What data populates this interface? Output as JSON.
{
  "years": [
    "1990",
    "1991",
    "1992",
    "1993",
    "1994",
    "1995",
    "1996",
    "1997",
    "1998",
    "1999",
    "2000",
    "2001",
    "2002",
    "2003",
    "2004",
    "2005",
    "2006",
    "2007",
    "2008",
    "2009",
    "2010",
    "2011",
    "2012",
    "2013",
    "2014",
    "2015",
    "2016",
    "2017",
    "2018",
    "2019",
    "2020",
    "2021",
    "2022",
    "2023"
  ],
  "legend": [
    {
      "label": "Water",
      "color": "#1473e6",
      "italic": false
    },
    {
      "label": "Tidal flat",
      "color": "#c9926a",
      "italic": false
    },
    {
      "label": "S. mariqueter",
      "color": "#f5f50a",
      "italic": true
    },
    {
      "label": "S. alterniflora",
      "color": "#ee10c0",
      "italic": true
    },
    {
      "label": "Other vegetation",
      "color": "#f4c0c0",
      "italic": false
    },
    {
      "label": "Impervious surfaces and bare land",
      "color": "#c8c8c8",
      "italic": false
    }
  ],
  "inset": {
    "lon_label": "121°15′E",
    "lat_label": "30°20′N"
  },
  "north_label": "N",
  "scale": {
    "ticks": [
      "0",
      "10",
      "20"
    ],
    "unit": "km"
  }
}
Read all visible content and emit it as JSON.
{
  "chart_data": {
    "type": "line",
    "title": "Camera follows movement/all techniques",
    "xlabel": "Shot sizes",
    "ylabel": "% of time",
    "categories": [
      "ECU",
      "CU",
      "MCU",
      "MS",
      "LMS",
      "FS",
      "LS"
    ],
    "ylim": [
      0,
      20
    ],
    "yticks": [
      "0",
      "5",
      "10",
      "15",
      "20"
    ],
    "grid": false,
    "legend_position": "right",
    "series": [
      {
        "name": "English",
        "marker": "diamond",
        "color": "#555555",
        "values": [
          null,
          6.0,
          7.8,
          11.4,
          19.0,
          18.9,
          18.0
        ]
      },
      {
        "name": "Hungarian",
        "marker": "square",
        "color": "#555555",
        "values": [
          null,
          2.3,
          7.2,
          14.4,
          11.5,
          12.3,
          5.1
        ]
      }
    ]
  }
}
★ ★ ★ ★ ★
Copy each line from the data above that includes "JSON".

The solution ▸
What data populates this interface? Output as JSON.
Read all visible content and emit it as JSON.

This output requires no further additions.